[Dataset rows]
::::::

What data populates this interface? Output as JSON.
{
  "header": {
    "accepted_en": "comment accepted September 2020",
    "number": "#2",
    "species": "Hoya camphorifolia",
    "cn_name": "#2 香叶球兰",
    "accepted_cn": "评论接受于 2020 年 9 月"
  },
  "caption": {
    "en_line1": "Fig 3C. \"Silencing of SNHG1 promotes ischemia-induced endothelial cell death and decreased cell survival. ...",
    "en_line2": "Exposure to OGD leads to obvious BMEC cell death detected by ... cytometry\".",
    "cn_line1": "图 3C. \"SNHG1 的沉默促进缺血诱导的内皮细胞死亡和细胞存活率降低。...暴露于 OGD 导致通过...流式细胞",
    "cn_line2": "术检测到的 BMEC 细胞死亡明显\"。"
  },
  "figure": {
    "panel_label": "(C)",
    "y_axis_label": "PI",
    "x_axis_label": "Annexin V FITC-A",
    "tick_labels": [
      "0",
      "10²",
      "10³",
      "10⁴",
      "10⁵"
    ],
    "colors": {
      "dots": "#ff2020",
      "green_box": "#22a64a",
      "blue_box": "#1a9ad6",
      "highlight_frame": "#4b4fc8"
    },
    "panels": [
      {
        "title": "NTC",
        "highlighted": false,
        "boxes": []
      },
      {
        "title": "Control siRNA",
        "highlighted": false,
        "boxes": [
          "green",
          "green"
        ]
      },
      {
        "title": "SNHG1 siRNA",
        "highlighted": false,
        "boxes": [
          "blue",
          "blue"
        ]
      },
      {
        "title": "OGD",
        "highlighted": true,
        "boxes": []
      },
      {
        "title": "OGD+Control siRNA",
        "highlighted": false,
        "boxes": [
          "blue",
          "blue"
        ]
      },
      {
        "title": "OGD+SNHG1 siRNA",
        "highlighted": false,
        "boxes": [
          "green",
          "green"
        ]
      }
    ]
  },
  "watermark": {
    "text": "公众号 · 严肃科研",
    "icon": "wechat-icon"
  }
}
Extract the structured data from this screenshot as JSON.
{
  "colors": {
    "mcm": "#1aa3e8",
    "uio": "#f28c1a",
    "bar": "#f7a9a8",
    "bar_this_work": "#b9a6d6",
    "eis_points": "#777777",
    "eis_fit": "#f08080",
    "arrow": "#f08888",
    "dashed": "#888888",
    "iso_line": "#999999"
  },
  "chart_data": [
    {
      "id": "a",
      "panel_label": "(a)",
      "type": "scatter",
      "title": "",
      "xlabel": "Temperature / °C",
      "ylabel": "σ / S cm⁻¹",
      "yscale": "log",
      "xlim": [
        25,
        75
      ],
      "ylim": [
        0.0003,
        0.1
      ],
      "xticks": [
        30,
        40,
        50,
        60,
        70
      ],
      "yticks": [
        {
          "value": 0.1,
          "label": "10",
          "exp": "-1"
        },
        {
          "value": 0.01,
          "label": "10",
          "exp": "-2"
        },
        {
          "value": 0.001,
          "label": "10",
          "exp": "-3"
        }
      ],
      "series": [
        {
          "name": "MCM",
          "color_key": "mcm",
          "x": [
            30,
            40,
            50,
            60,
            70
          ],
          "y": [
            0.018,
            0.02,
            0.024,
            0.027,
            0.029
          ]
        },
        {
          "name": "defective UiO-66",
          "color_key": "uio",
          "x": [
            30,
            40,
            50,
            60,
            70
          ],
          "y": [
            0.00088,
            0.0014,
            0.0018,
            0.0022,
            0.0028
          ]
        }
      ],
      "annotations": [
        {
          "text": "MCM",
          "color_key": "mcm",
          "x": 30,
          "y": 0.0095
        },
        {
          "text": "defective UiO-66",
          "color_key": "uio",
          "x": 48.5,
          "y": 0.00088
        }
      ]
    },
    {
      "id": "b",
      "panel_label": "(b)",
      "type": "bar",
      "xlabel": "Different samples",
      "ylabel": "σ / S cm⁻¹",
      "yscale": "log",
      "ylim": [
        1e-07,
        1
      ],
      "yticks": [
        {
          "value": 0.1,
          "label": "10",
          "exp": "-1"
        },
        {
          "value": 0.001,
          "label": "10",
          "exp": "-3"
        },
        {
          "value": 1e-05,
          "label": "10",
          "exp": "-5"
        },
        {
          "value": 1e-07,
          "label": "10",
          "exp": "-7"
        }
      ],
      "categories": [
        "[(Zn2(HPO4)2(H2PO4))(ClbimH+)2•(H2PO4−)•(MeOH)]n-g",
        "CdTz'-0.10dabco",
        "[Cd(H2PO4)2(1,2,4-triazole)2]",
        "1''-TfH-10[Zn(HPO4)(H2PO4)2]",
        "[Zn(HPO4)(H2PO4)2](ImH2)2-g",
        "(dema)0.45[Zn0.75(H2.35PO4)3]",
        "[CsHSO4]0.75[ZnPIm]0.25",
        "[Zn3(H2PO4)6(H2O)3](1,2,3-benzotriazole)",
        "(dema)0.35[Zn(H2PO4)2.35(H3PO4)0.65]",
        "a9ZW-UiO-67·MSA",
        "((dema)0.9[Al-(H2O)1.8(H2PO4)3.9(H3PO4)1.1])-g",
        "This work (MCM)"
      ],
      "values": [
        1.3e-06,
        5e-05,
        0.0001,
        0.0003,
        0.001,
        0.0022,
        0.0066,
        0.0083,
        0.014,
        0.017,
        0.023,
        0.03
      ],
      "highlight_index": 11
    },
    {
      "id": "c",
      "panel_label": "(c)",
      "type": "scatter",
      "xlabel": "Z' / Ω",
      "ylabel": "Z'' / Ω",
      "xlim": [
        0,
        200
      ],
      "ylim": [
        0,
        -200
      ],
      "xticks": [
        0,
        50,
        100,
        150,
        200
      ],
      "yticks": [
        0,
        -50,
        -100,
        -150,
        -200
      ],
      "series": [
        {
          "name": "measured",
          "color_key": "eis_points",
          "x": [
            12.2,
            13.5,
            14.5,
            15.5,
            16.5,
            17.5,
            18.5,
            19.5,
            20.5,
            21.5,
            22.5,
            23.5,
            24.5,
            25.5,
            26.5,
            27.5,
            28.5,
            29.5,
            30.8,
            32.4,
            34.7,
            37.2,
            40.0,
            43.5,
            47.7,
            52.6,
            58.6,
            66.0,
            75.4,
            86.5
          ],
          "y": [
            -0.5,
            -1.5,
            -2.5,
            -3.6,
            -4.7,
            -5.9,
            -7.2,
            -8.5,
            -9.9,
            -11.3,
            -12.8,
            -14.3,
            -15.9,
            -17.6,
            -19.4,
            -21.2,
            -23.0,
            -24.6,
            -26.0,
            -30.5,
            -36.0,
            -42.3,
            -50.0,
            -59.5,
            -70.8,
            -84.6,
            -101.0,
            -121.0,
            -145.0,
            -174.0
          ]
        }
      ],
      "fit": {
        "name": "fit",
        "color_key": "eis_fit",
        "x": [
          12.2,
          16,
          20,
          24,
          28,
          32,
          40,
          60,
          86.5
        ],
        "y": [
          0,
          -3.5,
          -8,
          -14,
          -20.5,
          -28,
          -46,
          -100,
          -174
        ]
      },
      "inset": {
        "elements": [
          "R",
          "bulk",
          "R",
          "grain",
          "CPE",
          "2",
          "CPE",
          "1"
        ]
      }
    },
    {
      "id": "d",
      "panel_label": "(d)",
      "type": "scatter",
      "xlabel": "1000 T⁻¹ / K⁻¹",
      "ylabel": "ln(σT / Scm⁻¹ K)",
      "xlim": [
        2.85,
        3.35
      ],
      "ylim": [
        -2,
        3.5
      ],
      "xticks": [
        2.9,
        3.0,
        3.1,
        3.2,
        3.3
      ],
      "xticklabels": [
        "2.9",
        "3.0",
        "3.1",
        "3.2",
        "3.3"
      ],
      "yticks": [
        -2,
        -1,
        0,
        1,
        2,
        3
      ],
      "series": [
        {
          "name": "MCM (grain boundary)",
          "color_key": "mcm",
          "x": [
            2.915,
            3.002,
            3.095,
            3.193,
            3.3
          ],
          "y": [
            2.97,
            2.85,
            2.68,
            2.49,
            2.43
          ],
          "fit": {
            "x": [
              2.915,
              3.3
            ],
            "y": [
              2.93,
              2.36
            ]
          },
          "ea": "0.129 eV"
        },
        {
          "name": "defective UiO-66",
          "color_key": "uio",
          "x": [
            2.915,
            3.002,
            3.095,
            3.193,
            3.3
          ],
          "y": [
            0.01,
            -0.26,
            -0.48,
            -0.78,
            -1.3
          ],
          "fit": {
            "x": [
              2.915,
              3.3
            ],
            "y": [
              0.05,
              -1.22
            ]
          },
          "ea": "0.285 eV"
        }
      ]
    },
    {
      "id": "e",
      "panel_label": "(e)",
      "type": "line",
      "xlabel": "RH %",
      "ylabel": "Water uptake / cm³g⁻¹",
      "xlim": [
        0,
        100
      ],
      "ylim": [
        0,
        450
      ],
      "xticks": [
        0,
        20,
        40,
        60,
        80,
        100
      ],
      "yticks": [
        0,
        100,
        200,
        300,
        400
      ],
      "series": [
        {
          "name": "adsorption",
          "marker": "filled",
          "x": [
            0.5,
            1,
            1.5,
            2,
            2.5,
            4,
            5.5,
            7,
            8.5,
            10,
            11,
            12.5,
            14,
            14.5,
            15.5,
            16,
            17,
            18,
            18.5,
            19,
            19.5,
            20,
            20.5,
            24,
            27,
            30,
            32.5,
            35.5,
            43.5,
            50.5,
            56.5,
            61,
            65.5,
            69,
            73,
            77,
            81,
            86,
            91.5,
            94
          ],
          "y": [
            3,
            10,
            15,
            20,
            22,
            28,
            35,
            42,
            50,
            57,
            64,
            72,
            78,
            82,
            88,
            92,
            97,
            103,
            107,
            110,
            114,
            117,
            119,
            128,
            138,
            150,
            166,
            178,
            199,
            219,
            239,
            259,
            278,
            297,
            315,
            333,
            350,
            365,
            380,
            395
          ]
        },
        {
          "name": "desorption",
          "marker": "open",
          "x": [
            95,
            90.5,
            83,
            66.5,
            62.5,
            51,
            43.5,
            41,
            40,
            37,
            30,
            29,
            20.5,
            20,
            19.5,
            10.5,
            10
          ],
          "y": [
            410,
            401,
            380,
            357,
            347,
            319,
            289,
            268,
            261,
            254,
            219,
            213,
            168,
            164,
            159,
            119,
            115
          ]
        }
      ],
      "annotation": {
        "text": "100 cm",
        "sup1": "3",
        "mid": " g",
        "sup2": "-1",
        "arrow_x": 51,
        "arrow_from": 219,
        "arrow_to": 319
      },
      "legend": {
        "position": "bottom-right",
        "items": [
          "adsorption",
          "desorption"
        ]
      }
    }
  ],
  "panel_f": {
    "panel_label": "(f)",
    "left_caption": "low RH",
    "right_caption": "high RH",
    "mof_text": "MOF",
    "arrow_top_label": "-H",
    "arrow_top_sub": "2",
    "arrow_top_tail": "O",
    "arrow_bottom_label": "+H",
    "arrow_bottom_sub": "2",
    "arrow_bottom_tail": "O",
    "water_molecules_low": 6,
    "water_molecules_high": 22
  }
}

::::::

• PROBLEM DETAILS: Where does the word "BMEC" appear in the listing? List each line that holds it.

• CORRECT RESULT:
    "en_line2": "Exposure to OGD leads to obvious BMEC cell death detected by ... cytometry\".",
    "cn_line2": "术检测到的 BMEC 细胞死亡明显\"。"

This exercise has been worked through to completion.